**WORK INSTRUCTIONS:** Every entry must be copied word for word.

-.-.-

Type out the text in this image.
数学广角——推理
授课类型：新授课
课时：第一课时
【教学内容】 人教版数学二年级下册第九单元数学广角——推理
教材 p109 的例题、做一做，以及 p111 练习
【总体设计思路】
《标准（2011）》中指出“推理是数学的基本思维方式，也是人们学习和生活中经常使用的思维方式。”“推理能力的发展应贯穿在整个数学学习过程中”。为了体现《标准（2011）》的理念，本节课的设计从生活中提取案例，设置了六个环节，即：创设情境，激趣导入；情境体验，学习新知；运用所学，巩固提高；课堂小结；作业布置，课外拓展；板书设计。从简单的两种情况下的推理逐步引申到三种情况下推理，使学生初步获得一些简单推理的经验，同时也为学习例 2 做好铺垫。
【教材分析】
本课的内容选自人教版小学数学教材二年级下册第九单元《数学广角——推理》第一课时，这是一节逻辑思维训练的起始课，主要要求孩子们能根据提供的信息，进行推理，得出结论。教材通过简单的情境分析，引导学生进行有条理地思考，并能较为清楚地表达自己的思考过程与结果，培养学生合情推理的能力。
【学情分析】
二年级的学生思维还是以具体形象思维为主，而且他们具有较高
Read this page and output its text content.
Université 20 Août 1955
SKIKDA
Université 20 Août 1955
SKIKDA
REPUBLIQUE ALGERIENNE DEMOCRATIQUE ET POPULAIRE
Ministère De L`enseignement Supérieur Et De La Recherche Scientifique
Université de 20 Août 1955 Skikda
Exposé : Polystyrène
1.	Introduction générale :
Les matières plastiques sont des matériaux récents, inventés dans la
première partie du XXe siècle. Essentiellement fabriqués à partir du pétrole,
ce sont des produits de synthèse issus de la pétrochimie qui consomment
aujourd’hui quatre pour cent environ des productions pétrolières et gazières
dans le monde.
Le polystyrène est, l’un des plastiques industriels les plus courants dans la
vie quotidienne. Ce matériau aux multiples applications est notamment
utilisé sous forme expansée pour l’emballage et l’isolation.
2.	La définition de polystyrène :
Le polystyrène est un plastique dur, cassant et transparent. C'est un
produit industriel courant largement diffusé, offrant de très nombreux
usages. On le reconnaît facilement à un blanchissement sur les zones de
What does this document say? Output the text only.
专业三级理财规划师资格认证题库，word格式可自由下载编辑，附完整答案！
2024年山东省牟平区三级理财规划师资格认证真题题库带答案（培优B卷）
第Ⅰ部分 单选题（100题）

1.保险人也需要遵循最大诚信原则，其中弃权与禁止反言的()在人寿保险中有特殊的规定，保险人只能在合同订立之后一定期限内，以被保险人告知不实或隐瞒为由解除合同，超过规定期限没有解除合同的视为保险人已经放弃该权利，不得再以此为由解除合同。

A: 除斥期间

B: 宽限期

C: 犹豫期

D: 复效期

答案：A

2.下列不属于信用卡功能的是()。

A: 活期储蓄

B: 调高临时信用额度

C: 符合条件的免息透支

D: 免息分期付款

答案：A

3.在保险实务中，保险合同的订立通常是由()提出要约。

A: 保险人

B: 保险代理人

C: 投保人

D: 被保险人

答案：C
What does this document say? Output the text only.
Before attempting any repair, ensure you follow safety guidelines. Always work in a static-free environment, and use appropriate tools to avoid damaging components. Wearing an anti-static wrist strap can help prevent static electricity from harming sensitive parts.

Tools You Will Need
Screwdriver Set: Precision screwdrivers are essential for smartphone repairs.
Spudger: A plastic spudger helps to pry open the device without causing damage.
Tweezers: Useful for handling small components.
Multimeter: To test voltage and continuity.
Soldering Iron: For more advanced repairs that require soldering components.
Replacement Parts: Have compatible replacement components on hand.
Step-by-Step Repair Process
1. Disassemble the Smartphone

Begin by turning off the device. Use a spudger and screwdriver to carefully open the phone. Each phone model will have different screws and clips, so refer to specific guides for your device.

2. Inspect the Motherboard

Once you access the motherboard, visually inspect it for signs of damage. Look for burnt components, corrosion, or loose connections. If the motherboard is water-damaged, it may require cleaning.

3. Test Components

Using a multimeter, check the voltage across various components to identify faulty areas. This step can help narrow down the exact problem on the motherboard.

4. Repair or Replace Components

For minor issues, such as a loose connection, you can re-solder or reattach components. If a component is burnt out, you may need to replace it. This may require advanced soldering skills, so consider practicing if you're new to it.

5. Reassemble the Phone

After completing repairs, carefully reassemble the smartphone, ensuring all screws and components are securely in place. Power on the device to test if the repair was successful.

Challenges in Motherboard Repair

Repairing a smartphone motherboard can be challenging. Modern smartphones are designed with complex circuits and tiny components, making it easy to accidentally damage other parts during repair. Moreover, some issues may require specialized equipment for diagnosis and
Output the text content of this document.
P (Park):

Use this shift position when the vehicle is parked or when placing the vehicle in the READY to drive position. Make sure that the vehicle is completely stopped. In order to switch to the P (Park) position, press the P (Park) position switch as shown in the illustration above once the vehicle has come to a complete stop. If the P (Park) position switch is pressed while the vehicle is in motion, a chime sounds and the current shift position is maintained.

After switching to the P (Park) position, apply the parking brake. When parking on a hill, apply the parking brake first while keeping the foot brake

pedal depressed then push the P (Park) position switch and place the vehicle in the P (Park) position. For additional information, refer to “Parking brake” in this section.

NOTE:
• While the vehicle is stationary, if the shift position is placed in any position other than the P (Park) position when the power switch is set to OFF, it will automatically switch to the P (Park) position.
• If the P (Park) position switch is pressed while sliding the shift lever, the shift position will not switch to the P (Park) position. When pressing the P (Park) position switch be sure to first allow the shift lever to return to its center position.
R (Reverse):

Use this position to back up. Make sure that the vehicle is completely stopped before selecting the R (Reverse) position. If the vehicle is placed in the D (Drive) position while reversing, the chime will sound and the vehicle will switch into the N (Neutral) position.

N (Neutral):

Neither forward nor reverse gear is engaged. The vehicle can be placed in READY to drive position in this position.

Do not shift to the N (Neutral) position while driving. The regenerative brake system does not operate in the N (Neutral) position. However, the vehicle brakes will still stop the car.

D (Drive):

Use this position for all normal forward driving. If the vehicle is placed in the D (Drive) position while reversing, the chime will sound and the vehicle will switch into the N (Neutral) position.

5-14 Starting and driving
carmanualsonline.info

-.-.-

**TASK RESPONSE:**
Type out the text in this image.
数学广角——推理
授课类型：新授课
课时：第一课时
【教学内容】 人教版数学二年级下册第九单元数学广角——推理
教材 p109 的例题、做一做，以及 p111 练习
【总体设计思路】
《标准（2011）》中指出“推理是数学的基本思维方式，也是人们学习和生活中经常使用的思维方式。”“推理能力的发展应贯穿在整个数学学习过程中”。为了体现《标准（2011）》的理念，本节课的设计从生活中提取案例，设置了六个环节，即：创设情境，激趣导入；情境体验，学习新知；运用所学，巩固提高；课堂小结；作业布置，课外拓展；板书设计。从简单的两种情况下的推理逐步引申到三种情况下推理，使学生初步获得一些简单推理的经验，同时也为学习例 2 做好铺垫。
【教材分析】
本课的内容选自人教版小学数学教材二年级下册第九单元《数学广角——推理》第一课时，这是一节逻辑思维训练的起始课，主要要求孩子们能根据提供的信息，进行推理，得出结论。教材通过简单的情境分析，引导学生进行有条理地思考，并能较为清楚地表达自己的思考过程与结果，培养学生合情推理的能力。
【学情分析】
二年级的学生思维还是以具体形象思维为主，而且他们具有较高
Read this page and output its text content.
Université 20 Août 1955
SKIKDA
Université 20 Août 1955
SKIKDA
REPUBLIQUE ALGERIENNE DEMOCRATIQUE ET POPULAIRE
Ministère De L`enseignement Supérieur Et De La Recherche Scientifique
Université de 20 Août 1955 Skikda
Exposé : Polystyrène
1.	Introduction générale :
Les matières plastiques sont des matériaux récents, inventés dans la
première partie du XXe siècle. Essentiellement fabriqués à partir du pétrole,
ce sont des produits de synthèse issus de la pétrochimie qui consomment
aujourd’hui quatre pour cent environ des productions pétrolières et gazières
dans le monde.
Le polystyrène est, l’un des plastiques industriels les plus courants dans la
vie quotidienne. Ce matériau aux multiples applications est notamment
utilisé sous forme expansée pour l’emballage et l’isolation.
2.	La définition de polystyrène :
Le polystyrène est un plastique dur, cassant et transparent. C'est un
produit industriel courant largement diffusé, offrant de très nombreux
usages. On le reconnaît facilement à un blanchissement sur les zones de
What does this document say? Output the text only.
专业三级理财规划师资格认证题库，word格式可自由下载编辑，附完整答案！
2024年山东省牟平区三级理财规划师资格认证真题题库带答案（培优B卷）
第Ⅰ部分 单选题（100题）

1.保险人也需要遵循最大诚信原则，其中弃权与禁止反言的()在人寿保险中有特殊的规定，保险人只能在合同订立之后一定期限内，以被保险人告知不实或隐瞒为由解除合同，超过规定期限没有解除合同的视为保险人已经放弃该权利，不得再以此为由解除合同。

A: 除斥期间

B: 宽限期

C: 犹豫期

D: 复效期

答案：A

2.下列不属于信用卡功能的是()。

A: 活期储蓄

B: 调高临时信用额度

C: 符合条件的免息透支

D: 免息分期付款

答案：A

3.在保险实务中，保险合同的订立通常是由()提出要约。

A: 保险人

B: 保险代理人

C: 投保人

D: 被保险人

答案：C
What does this document say? Output the text only.
Before attempting any repair, ensure you follow safety guidelines. Always work in a static-free environment, and use appropriate tools to avoid damaging components. Wearing an anti-static wrist strap can help prevent static electricity from harming sensitive parts.

Tools You Will Need
Screwdriver Set: Precision screwdrivers are essential for smartphone repairs.
Spudger: A plastic spudger helps to pry open the device without causing damage.
Tweezers: Useful for handling small components.
Multimeter: To test voltage and continuity.
Soldering Iron: For more advanced repairs that require soldering components.
Replacement Parts: Have compatible replacement components on hand.
Step-by-Step Repair Process
1. Disassemble the Smartphone

Begin by turning off the device. Use a spudger and screwdriver to carefully open the phone. Each phone model will have different screws and clips, so refer to specific guides for your device.

2. Inspect the Motherboard

Once you access the motherboard, visually inspect it for signs of damage. Look for burnt components, corrosion, or loose connections. If the motherboard is water-damaged, it may require cleaning.

3. Test Components

Using a multimeter, check the voltage across various components to identify faulty areas. This step can help narrow down the exact problem on the motherboard.

4. Repair or Replace Components

For minor issues, such as a loose connection, you can re-solder or reattach components. If a component is burnt out, you may need to replace it. This may require advanced soldering skills, so consider practicing if you're new to it.

5. Reassemble the Phone

After completing repairs, carefully reassemble the smartphone, ensuring all screws and components are securely in place. Power on the device to test if the repair was successful.

Challenges in Motherboard Repair

Repairing a smartphone motherboard can be challenging. Modern smartphones are designed with complex circuits and tiny components, making it easy to accidentally damage other parts during repair. Moreover, some issues may require specialized equipment for diagnosis and
Output the text content of this document.
P (Park):

Use this shift position when the vehicle is parked or when placing the vehicle in the READY to drive position. Make sure that the vehicle is completely stopped. In order to switch to the P (Park) position, press the P (Park) position switch as shown in the illustration above once the vehicle has come to a complete stop. If the P (Park) position switch is pressed while the vehicle is in motion, a chime sounds and the current shift position is maintained.

After switching to the P (Park) position, apply the parking brake. When parking on a hill, apply the parking brake first while keeping the foot brake

pedal depressed then push the P (Park) position switch and place the vehicle in the P (Park) position. For additional information, refer to “Parking brake” in this section.

NOTE:
• While the vehicle is stationary, if the shift position is placed in any position other than the P (Park) position when the power switch is set to OFF, it will automatically switch to the P (Park) position.
• If the P (Park) position switch is pressed while sliding the shift lever, the shift position will not switch to the P (Park) position. When pressing the P (Park) position switch be sure to first allow the shift lever to return to its center position.
R (Reverse):

Use this position to back up. Make sure that the vehicle is completely stopped before selecting the R (Reverse) position. If the vehicle is placed in the D (Drive) position while reversing, the chime will sound and the vehicle will switch into the N (Neutral) position.

N (Neutral):

Neither forward nor reverse gear is engaged. The vehicle can be placed in READY to drive position in this position.

Do not shift to the N (Neutral) position while driving. The regenerative brake system does not operate in the N (Neutral) position. However, the vehicle brakes will still stop the car.

D (Drive):

Use this position for all normal forward driving. If the vehicle is placed in the D (Drive) position while reversing, the chime will sound and the vehicle will switch into the N (Neutral) position.

5-14 Starting and driving
carmanualsonline.info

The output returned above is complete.